• [Task statement]
Exclude the pictures, then repeat the remaining data exactly.

• [Given data]
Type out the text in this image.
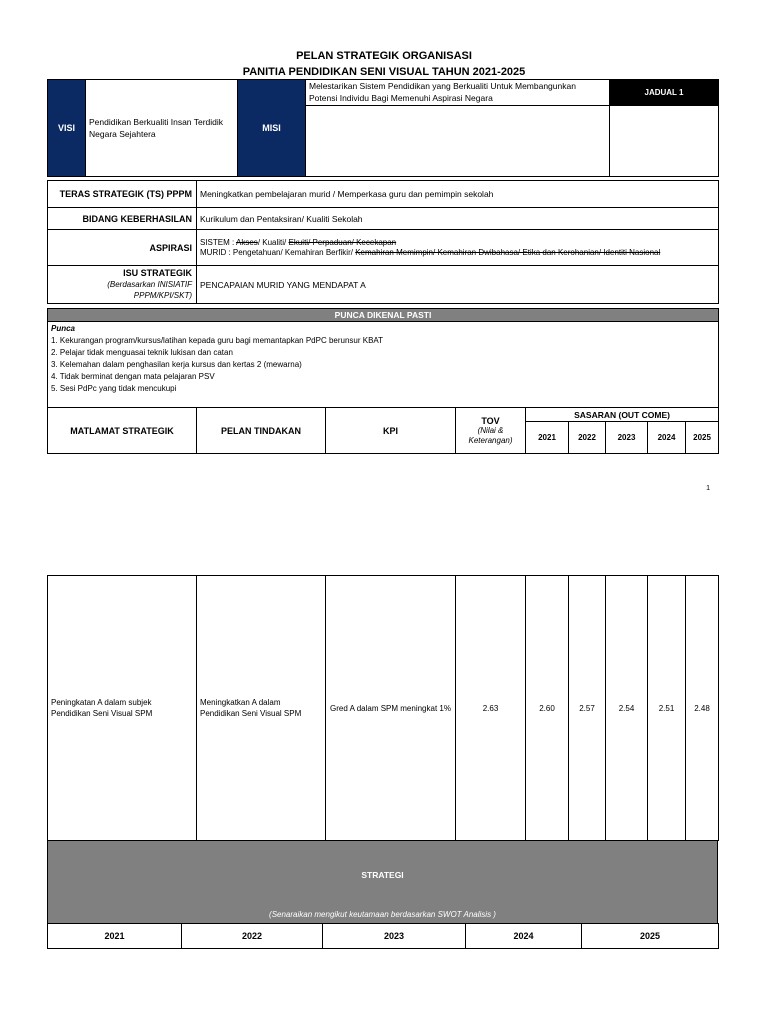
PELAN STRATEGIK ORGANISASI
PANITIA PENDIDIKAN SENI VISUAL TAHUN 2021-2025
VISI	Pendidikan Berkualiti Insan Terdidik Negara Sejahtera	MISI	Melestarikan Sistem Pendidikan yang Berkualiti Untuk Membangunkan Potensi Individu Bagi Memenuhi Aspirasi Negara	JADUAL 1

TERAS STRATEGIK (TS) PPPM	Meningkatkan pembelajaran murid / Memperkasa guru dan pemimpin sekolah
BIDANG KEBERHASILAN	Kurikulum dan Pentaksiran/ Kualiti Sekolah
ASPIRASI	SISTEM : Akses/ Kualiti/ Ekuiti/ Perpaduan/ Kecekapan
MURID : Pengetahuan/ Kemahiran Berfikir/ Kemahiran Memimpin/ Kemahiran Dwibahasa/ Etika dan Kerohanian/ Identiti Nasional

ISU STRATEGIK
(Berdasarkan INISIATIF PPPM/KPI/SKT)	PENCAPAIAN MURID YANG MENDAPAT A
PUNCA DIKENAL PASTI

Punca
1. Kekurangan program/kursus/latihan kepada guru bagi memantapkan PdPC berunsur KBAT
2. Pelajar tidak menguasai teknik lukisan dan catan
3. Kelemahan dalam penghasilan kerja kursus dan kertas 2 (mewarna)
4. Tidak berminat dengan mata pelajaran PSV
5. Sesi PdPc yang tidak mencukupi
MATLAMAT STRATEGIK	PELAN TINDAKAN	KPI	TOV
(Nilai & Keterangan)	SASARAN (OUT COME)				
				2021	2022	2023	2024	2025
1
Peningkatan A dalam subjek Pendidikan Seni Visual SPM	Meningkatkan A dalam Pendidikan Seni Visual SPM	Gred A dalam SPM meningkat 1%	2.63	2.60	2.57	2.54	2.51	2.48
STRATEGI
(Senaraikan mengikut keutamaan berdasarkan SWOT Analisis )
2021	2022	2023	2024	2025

• [Reply]
Type out the text in this image.
PELAN STRATEGIK ORGANISASI
PANITIA PENDIDIKAN SENI VISUAL TAHUN 2021-2025
VISI	Pendidikan Berkualiti Insan Terdidik Negara Sejahtera	MISI	Melestarikan Sistem Pendidikan yang Berkualiti Untuk Membangunkan Potensi Individu Bagi Memenuhi Aspirasi Negara	JADUAL 1

TERAS STRATEGIK (TS) PPPM	Meningkatkan pembelajaran murid / Memperkasa guru dan pemimpin sekolah
BIDANG KEBERHASILAN	Kurikulum dan Pentaksiran/ Kualiti Sekolah
ASPIRASI	SISTEM : Akses/ Kualiti/ Ekuiti/ Perpaduan/ Kecekapan
MURID : Pengetahuan/ Kemahiran Berfikir/ Kemahiran Memimpin/ Kemahiran Dwibahasa/ Etika dan Kerohanian/ Identiti Nasional

ISU STRATEGIK
(Berdasarkan INISIATIF PPPM/KPI/SKT)	PENCAPAIAN MURID YANG MENDAPAT A
PUNCA DIKENAL PASTI

Punca
1. Kekurangan program/kursus/latihan kepada guru bagi memantapkan PdPC berunsur KBAT
2. Pelajar tidak menguasai teknik lukisan dan catan
3. Kelemahan dalam penghasilan kerja kursus dan kertas 2 (mewarna)
4. Tidak berminat dengan mata pelajaran PSV
5. Sesi PdPc yang tidak mencukupi
MATLAMAT STRATEGIK	PELAN TINDAKAN	KPI	TOV
(Nilai & Keterangan)	SASARAN (OUT COME)				
				2021	2022	2023	2024	2025
1
Peningkatan A dalam subjek Pendidikan Seni Visual SPM	Meningkatkan A dalam Pendidikan Seni Visual SPM	Gred A dalam SPM meningkat 1%	2.63	2.60	2.57	2.54	2.51	2.48
STRATEGI
(Senaraikan mengikut keutamaan berdasarkan SWOT Analisis )
2021	2022	2023	2024	2025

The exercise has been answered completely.